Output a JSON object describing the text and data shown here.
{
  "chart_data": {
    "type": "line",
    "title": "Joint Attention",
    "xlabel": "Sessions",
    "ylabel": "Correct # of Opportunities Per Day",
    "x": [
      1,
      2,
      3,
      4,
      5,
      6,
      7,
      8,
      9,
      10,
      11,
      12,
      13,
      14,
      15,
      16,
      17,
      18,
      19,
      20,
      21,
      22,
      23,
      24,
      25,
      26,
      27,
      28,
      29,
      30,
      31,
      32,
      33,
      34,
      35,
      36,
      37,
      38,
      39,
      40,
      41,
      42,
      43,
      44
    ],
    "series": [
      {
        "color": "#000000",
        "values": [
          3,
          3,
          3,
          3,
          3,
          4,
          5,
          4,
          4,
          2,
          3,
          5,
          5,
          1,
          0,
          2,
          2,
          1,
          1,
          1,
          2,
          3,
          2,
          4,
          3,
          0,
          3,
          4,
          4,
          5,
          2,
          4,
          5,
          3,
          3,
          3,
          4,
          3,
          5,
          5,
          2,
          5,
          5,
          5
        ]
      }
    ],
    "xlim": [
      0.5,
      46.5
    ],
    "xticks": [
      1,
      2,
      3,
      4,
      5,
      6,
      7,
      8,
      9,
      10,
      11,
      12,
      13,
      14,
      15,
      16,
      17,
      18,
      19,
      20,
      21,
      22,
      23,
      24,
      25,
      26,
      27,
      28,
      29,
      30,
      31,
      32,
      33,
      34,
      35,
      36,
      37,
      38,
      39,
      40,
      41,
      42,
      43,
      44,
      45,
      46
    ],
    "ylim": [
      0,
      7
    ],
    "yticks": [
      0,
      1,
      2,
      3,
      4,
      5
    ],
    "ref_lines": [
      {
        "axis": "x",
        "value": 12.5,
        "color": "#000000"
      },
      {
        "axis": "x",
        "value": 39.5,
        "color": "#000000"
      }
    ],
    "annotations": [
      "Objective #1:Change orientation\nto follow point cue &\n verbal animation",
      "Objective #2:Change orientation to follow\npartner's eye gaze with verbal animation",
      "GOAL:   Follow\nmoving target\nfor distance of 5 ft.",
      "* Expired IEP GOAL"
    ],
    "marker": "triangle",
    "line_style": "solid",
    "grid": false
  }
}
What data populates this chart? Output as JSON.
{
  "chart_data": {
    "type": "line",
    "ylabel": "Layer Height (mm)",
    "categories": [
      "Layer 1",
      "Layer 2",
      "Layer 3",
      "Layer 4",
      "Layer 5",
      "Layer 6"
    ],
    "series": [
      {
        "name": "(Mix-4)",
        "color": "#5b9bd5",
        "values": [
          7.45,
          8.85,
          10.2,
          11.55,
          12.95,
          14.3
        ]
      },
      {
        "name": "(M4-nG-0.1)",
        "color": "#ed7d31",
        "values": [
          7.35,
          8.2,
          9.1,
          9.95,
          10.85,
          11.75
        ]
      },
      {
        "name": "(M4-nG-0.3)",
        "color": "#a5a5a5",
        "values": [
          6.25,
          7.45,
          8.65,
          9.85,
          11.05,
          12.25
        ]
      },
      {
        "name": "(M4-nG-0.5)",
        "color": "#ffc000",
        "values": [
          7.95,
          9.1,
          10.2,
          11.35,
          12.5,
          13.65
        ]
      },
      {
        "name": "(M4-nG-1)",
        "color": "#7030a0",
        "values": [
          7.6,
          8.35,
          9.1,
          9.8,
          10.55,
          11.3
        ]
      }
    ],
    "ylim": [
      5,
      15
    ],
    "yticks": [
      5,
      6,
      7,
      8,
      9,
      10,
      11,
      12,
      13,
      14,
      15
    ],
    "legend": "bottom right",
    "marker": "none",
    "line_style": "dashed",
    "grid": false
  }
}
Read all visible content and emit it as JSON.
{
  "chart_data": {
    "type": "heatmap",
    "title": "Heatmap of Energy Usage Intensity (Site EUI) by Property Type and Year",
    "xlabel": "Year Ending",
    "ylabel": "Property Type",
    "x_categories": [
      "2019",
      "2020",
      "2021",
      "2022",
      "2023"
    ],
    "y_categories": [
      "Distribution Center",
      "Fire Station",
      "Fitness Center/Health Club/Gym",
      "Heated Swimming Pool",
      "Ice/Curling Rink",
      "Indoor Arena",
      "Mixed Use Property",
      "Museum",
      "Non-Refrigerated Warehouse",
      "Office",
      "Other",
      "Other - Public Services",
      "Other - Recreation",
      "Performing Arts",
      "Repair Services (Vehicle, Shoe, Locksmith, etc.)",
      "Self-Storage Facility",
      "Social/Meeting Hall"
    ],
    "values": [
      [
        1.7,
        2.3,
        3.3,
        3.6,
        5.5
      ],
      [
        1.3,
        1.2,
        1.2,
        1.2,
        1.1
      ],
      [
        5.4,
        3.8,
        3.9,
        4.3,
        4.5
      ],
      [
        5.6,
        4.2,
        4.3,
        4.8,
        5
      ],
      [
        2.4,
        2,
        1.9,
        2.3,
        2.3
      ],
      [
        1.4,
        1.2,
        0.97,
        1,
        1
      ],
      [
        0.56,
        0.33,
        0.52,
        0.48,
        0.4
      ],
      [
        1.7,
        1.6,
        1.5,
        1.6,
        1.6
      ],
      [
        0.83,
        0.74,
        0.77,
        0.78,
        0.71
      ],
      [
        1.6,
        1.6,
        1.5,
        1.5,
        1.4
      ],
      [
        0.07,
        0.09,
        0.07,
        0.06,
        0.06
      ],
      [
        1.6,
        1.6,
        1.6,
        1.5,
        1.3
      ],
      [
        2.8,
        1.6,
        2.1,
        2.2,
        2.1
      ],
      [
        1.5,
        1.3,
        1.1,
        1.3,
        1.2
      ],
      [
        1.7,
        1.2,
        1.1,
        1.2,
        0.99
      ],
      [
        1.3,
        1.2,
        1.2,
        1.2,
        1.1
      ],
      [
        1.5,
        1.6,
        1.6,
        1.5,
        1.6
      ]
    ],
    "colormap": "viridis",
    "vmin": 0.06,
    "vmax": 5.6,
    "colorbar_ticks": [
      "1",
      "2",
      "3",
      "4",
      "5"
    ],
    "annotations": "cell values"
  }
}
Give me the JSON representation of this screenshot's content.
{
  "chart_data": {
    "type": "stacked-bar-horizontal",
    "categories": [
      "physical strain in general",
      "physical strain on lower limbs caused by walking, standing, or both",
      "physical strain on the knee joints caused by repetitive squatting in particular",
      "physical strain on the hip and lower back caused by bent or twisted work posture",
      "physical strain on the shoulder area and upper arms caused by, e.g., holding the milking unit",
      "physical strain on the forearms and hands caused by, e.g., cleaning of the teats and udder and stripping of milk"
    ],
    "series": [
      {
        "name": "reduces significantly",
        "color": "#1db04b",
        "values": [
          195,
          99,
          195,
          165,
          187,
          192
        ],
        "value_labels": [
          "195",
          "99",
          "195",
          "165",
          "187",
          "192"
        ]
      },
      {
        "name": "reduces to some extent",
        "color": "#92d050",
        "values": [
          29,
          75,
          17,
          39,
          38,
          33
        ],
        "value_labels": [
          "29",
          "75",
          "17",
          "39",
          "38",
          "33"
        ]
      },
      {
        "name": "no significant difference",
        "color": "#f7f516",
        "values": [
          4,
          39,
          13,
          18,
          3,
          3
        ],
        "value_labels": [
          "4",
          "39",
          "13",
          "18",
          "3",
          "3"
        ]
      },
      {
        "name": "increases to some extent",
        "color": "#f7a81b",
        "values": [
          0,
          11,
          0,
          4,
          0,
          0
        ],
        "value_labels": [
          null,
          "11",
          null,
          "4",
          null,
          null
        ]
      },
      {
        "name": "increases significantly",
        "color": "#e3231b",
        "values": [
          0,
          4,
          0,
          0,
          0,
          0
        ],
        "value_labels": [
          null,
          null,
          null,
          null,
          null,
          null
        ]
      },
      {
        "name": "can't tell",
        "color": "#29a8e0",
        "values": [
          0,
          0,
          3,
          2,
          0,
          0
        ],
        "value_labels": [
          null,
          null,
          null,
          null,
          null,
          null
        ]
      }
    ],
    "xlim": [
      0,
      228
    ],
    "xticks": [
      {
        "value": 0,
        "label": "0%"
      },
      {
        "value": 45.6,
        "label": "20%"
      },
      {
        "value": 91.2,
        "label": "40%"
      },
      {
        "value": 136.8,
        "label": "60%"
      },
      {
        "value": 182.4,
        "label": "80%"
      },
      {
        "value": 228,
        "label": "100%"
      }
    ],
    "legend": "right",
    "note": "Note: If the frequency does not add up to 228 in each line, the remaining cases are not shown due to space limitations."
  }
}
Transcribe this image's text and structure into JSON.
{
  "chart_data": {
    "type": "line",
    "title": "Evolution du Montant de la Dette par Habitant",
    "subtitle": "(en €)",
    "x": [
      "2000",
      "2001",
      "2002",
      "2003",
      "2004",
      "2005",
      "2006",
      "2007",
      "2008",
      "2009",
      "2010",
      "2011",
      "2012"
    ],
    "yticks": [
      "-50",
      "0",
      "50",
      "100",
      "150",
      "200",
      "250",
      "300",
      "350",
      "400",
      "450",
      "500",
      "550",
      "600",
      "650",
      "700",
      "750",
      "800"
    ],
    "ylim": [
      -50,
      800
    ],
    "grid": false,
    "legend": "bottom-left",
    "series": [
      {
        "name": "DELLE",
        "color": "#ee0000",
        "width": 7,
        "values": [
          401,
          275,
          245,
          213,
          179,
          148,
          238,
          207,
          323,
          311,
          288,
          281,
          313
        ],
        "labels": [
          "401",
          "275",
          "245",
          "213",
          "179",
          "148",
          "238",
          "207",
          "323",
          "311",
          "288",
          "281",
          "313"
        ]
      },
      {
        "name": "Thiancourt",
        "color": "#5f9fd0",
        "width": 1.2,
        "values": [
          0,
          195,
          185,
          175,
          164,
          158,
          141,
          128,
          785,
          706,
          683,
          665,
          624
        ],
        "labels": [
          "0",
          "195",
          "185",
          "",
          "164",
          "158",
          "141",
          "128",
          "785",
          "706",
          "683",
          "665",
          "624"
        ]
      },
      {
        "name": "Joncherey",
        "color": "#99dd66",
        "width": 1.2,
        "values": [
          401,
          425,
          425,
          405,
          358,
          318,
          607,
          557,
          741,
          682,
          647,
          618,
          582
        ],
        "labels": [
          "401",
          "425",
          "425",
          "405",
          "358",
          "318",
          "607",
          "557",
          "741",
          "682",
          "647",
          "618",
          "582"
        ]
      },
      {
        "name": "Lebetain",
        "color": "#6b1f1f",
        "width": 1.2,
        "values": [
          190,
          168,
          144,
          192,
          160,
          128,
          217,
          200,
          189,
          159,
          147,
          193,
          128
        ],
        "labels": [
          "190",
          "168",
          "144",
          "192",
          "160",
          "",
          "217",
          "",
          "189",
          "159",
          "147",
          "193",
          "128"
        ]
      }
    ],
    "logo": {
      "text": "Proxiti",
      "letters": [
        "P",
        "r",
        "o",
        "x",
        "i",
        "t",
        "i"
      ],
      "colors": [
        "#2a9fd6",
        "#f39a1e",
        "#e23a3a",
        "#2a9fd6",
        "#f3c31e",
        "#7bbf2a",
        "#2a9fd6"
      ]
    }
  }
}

***

Task:
Identify each line of the material where the word "GOAL" shows up, and copy it.

Response to the exercise:
      "GOAL:   Follow\nmoving target\nfor distance of 5 ft.",
      "* Expired IEP GOAL"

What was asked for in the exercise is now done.